● **Data shown**:
— begin —

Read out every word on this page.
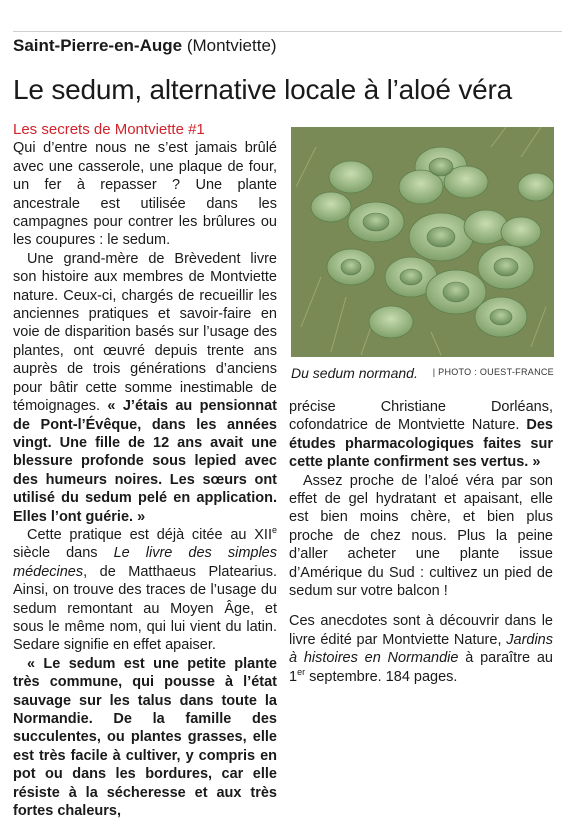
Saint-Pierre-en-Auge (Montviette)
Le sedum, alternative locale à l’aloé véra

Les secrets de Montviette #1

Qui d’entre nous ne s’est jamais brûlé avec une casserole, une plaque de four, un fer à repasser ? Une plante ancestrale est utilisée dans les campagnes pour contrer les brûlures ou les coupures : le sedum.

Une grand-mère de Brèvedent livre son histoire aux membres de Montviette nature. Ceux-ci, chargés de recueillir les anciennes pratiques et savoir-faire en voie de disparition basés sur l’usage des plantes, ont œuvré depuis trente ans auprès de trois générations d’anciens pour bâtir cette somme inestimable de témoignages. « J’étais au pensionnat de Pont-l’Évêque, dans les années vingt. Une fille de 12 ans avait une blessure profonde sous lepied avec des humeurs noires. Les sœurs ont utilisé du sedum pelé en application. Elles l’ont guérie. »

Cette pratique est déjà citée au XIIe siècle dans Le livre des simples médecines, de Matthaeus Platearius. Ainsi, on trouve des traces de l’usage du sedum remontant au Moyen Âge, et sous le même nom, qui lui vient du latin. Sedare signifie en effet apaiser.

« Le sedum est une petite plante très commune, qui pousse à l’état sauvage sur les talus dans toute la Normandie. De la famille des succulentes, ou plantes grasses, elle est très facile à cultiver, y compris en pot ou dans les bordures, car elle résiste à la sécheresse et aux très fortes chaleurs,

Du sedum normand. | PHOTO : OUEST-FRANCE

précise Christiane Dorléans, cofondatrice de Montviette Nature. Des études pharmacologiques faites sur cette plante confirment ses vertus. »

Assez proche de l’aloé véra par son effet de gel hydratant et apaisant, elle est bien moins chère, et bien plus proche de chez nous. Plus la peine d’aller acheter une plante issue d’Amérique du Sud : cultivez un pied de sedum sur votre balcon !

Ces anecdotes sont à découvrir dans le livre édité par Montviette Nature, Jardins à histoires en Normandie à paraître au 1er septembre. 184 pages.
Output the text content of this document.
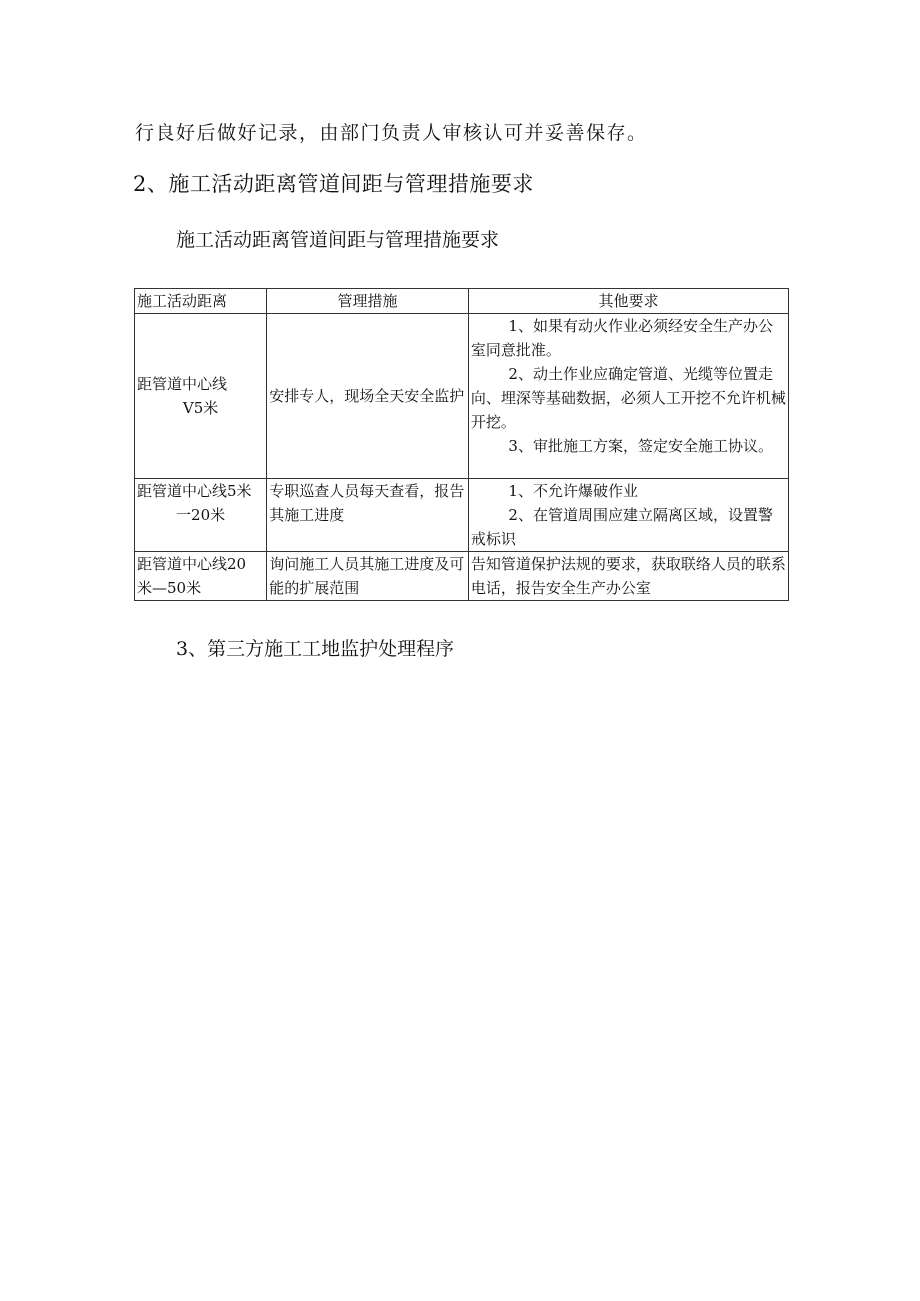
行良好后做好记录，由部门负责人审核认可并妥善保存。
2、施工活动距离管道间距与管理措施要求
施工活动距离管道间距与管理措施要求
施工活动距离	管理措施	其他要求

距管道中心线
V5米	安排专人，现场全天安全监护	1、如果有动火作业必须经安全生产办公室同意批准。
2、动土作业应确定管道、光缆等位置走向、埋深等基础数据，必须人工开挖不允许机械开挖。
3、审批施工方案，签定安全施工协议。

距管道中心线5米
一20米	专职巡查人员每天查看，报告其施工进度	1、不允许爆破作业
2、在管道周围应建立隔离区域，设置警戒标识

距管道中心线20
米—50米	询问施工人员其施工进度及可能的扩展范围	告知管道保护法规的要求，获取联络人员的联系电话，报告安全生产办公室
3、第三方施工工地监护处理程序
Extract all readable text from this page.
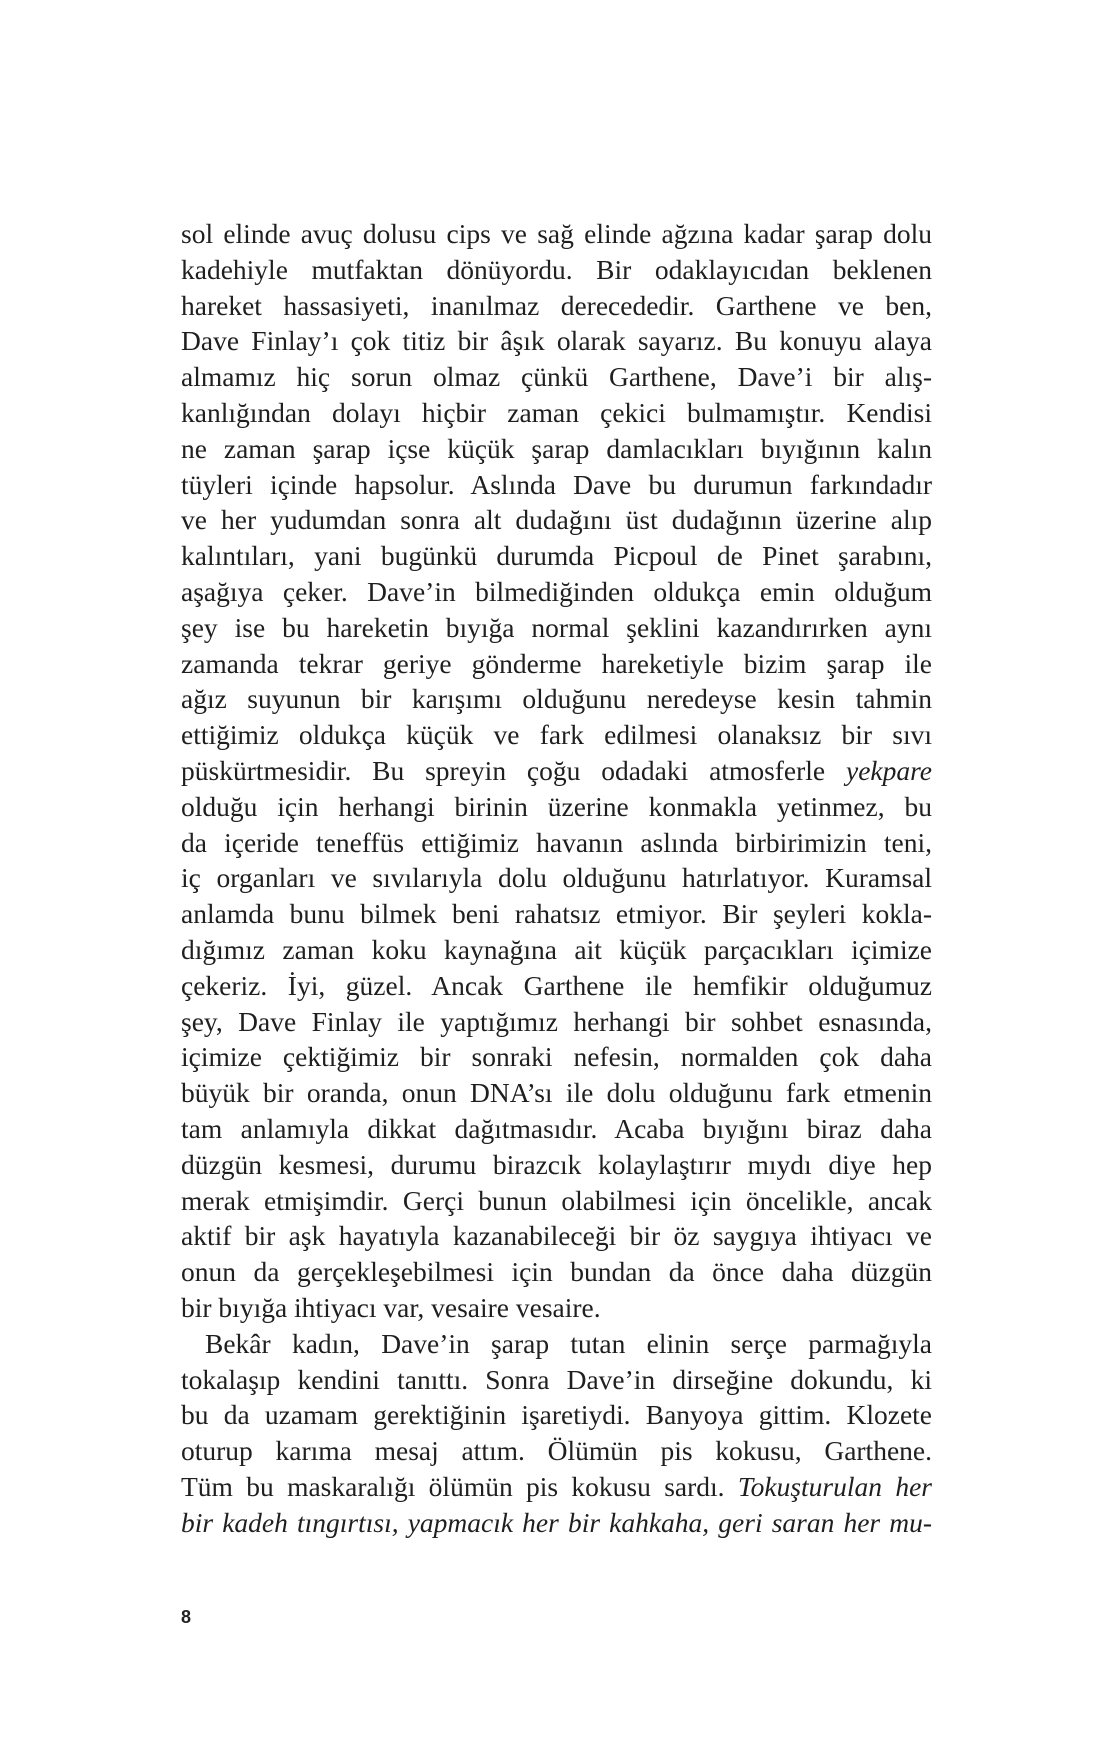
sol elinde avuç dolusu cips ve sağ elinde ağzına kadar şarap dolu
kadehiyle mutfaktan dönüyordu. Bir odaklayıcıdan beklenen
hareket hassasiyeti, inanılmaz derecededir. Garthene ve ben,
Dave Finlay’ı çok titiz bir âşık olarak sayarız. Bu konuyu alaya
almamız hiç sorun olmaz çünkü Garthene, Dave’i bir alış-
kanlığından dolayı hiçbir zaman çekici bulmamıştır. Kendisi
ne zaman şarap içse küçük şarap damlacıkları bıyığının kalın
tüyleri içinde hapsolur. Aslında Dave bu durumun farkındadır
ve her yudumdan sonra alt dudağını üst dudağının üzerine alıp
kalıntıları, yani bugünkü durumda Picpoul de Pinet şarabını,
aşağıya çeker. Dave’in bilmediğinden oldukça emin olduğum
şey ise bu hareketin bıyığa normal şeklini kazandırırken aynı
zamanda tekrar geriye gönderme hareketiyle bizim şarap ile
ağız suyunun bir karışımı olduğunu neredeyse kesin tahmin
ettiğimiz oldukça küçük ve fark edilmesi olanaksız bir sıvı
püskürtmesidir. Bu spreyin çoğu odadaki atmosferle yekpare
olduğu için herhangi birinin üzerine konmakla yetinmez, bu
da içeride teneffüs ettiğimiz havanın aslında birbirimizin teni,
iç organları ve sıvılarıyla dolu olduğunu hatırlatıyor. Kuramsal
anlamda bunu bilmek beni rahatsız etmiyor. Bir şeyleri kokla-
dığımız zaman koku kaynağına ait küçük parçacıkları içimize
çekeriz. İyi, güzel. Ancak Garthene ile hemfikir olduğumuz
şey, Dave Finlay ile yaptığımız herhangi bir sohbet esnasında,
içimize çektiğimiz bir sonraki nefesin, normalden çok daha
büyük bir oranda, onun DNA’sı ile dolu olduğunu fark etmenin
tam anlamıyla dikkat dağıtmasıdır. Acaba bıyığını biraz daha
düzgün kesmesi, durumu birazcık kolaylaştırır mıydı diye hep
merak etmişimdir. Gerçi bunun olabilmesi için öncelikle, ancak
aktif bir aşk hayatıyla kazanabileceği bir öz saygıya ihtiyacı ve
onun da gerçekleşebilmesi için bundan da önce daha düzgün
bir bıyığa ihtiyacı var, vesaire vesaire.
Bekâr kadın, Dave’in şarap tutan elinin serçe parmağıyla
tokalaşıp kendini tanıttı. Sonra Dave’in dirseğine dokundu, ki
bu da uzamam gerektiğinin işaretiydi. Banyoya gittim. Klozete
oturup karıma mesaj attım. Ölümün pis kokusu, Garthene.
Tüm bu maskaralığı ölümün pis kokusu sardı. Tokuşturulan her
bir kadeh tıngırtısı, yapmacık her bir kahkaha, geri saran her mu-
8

— end —

● **Given instruction**: Gather each line from the entries above that includes the word "dolu".

● **Output for this exercise**:
sol elinde avuç dolusu cips ve sağ elinde ağzına kadar şarap dolu
iç organları ve sıvılarıyla dolu olduğunu hatırlatıyor. Kuramsal
büyük bir oranda, onun DNA’sı ile dolu olduğunu fark etmenin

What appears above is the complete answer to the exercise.